▶ [Aim of the exercise]:
Write out all of the entries exactly, please.

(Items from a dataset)
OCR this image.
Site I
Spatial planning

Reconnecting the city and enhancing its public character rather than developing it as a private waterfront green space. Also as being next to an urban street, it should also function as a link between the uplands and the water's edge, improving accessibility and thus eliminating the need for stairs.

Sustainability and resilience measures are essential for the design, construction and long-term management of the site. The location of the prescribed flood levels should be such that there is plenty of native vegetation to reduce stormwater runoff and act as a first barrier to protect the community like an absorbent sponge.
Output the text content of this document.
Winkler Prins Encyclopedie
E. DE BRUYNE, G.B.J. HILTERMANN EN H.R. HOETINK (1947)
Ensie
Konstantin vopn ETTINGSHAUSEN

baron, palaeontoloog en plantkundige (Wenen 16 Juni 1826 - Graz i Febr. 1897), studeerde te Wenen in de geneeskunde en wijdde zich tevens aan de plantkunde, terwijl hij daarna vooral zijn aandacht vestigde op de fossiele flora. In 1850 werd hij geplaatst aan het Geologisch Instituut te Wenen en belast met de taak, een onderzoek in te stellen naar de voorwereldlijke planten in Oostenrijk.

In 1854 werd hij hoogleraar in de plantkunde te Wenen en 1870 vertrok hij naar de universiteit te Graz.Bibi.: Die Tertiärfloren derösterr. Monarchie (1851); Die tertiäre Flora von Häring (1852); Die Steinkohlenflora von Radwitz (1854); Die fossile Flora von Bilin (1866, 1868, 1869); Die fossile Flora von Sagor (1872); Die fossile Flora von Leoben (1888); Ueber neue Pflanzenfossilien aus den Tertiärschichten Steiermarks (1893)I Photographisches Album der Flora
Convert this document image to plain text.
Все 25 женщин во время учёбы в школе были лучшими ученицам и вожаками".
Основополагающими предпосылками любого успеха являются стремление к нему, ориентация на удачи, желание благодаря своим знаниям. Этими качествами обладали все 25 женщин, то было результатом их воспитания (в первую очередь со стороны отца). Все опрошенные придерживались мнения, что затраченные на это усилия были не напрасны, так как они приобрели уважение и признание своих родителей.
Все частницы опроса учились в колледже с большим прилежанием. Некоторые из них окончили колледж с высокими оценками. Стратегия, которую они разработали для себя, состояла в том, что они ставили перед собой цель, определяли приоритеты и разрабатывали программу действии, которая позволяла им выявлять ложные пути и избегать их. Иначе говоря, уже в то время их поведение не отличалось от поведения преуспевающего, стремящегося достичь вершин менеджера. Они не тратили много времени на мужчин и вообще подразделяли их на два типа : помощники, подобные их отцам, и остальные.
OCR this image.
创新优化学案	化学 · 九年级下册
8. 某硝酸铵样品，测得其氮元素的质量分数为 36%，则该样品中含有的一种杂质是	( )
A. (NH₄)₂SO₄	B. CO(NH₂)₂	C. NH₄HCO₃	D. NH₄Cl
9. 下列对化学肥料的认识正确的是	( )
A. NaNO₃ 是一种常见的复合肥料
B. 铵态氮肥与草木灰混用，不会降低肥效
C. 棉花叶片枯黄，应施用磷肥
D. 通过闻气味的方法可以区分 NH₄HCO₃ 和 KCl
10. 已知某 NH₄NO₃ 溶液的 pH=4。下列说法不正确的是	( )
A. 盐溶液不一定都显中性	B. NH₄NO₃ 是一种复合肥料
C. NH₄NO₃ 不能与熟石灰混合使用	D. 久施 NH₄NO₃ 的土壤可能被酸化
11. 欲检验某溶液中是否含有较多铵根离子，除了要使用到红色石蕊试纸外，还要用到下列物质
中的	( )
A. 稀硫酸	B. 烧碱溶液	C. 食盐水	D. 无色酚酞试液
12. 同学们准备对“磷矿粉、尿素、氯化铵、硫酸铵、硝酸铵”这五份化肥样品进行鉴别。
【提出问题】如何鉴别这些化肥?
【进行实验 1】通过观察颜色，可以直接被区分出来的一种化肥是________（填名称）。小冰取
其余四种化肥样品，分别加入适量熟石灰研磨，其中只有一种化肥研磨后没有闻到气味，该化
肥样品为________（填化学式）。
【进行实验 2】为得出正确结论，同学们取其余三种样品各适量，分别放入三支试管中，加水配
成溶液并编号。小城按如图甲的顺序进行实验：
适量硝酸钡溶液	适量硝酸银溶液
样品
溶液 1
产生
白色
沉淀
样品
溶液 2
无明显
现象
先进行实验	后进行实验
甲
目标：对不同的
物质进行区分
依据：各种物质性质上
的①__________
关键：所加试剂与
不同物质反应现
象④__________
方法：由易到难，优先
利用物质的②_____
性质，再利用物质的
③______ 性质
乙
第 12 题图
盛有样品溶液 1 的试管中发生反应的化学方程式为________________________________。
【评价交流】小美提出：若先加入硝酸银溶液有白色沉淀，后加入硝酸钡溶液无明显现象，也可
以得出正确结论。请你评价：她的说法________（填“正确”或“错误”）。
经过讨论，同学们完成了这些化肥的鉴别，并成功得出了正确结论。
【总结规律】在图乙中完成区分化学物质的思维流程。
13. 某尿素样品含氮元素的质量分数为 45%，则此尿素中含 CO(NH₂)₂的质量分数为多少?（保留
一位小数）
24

▶ [Finished task]:
OCR this image.
Site I
Spatial planning

Reconnecting the city and enhancing its public character rather than developing it as a private waterfront green space. Also as being next to an urban street, it should also function as a link between the uplands and the water's edge, improving accessibility and thus eliminating the need for stairs.

Sustainability and resilience measures are essential for the design, construction and long-term management of the site. The location of the prescribed flood levels should be such that there is plenty of native vegetation to reduce stormwater runoff and act as a first barrier to protect the community like an absorbent sponge.
Output the text content of this document.
Winkler Prins Encyclopedie
E. DE BRUYNE, G.B.J. HILTERMANN EN H.R. HOETINK (1947)
Ensie
Konstantin vopn ETTINGSHAUSEN

baron, palaeontoloog en plantkundige (Wenen 16 Juni 1826 - Graz i Febr. 1897), studeerde te Wenen in de geneeskunde en wijdde zich tevens aan de plantkunde, terwijl hij daarna vooral zijn aandacht vestigde op de fossiele flora. In 1850 werd hij geplaatst aan het Geologisch Instituut te Wenen en belast met de taak, een onderzoek in te stellen naar de voorwereldlijke planten in Oostenrijk.

In 1854 werd hij hoogleraar in de plantkunde te Wenen en 1870 vertrok hij naar de universiteit te Graz.Bibi.: Die Tertiärfloren derösterr. Monarchie (1851); Die tertiäre Flora von Häring (1852); Die Steinkohlenflora von Radwitz (1854); Die fossile Flora von Bilin (1866, 1868, 1869); Die fossile Flora von Sagor (1872); Die fossile Flora von Leoben (1888); Ueber neue Pflanzenfossilien aus den Tertiärschichten Steiermarks (1893)I Photographisches Album der Flora
Convert this document image to plain text.
Все 25 женщин во время учёбы в школе были лучшими ученицам и вожаками".
Основополагающими предпосылками любого успеха являются стремление к нему, ориентация на удачи, желание благодаря своим знаниям. Этими качествами обладали все 25 женщин, то было результатом их воспитания (в первую очередь со стороны отца). Все опрошенные придерживались мнения, что затраченные на это усилия были не напрасны, так как они приобрели уважение и признание своих родителей.
Все частницы опроса учились в колледже с большим прилежанием. Некоторые из них окончили колледж с высокими оценками. Стратегия, которую они разработали для себя, состояла в том, что они ставили перед собой цель, определяли приоритеты и разрабатывали программу действии, которая позволяла им выявлять ложные пути и избегать их. Иначе говоря, уже в то время их поведение не отличалось от поведения преуспевающего, стремящегося достичь вершин менеджера. Они не тратили много времени на мужчин и вообще подразделяли их на два типа : помощники, подобные их отцам, и остальные.
OCR this image.
创新优化学案	化学 · 九年级下册
8. 某硝酸铵样品，测得其氮元素的质量分数为 36%，则该样品中含有的一种杂质是	( )
A. (NH₄)₂SO₄	B. CO(NH₂)₂	C. NH₄HCO₃	D. NH₄Cl
9. 下列对化学肥料的认识正确的是	( )
A. NaNO₃ 是一种常见的复合肥料
B. 铵态氮肥与草木灰混用，不会降低肥效
C. 棉花叶片枯黄，应施用磷肥
D. 通过闻气味的方法可以区分 NH₄HCO₃ 和 KCl
10. 已知某 NH₄NO₃ 溶液的 pH=4。下列说法不正确的是	( )
A. 盐溶液不一定都显中性	B. NH₄NO₃ 是一种复合肥料
C. NH₄NO₃ 不能与熟石灰混合使用	D. 久施 NH₄NO₃ 的土壤可能被酸化
11. 欲检验某溶液中是否含有较多铵根离子，除了要使用到红色石蕊试纸外，还要用到下列物质
中的	( )
A. 稀硫酸	B. 烧碱溶液	C. 食盐水	D. 无色酚酞试液
12. 同学们准备对“磷矿粉、尿素、氯化铵、硫酸铵、硝酸铵”这五份化肥样品进行鉴别。
【提出问题】如何鉴别这些化肥?
【进行实验 1】通过观察颜色，可以直接被区分出来的一种化肥是________（填名称）。小冰取
其余四种化肥样品，分别加入适量熟石灰研磨，其中只有一种化肥研磨后没有闻到气味，该化
肥样品为________（填化学式）。
【进行实验 2】为得出正确结论，同学们取其余三种样品各适量，分别放入三支试管中，加水配
成溶液并编号。小城按如图甲的顺序进行实验：
适量硝酸钡溶液	适量硝酸银溶液
样品
溶液 1
产生
白色
沉淀
样品
溶液 2
无明显
现象
先进行实验	后进行实验
甲
目标：对不同的
物质进行区分
依据：各种物质性质上
的①__________
关键：所加试剂与
不同物质反应现
象④__________
方法：由易到难，优先
利用物质的②_____
性质，再利用物质的
③______ 性质
乙
第 12 题图
盛有样品溶液 1 的试管中发生反应的化学方程式为________________________________。
【评价交流】小美提出：若先加入硝酸银溶液有白色沉淀，后加入硝酸钡溶液无明显现象，也可
以得出正确结论。请你评价：她的说法________（填“正确”或“错误”）。
经过讨论，同学们完成了这些化肥的鉴别，并成功得出了正确结论。
【总结规律】在图乙中完成区分化学物质的思维流程。
13. 某尿素样品含氮元素的质量分数为 45%，则此尿素中含 CO(NH₂)₂的质量分数为多少?（保留
一位小数）
24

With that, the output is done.